Entries from a dataset ▸

[START]

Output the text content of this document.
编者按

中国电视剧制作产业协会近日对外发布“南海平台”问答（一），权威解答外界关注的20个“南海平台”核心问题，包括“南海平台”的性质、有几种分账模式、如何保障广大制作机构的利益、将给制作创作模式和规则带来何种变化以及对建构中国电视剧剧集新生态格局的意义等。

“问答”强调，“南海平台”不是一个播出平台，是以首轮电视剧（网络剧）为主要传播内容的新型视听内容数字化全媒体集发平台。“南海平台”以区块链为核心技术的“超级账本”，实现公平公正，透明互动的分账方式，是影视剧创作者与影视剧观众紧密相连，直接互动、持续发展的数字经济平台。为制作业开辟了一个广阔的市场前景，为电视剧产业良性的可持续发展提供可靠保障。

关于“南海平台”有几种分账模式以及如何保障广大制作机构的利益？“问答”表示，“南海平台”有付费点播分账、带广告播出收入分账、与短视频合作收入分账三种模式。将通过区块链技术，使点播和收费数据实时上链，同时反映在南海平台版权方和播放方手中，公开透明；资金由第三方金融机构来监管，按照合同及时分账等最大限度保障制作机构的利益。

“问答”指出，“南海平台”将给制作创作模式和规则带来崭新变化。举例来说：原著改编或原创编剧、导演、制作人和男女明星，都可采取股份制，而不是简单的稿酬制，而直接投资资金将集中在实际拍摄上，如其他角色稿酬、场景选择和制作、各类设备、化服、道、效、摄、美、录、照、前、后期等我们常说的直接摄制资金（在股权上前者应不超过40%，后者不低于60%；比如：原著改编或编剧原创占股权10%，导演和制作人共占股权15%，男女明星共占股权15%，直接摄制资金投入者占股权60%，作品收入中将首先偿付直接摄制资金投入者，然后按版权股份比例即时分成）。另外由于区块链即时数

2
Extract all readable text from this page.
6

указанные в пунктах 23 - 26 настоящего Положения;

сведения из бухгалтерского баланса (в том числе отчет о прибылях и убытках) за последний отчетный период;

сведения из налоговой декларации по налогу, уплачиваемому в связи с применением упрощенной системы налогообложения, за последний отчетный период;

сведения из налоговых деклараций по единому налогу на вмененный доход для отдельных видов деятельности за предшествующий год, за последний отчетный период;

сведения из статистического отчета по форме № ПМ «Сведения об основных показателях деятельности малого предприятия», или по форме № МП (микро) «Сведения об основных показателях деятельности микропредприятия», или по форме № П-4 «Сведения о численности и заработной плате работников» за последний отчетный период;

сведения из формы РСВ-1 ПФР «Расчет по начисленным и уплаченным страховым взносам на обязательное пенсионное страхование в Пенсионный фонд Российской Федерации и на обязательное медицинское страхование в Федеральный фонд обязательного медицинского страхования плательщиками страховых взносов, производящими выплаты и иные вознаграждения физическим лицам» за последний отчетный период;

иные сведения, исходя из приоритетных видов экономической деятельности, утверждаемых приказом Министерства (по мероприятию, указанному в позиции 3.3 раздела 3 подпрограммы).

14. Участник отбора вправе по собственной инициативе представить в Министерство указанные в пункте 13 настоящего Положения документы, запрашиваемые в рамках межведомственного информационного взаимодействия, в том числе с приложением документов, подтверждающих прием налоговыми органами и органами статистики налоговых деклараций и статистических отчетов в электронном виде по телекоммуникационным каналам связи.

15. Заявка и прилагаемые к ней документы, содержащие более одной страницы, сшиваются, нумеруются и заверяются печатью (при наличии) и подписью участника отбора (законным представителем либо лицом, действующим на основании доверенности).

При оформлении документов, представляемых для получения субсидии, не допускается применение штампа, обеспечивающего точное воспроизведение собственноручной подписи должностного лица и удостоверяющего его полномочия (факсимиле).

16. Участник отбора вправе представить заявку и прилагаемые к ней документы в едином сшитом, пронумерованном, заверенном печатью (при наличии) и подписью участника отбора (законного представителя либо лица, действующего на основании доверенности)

[END]

PROBLEM STATEMENT ▸
Going through the data, tally the lines containing "видов" and report only the result.

COMPLETED TASK ▸
2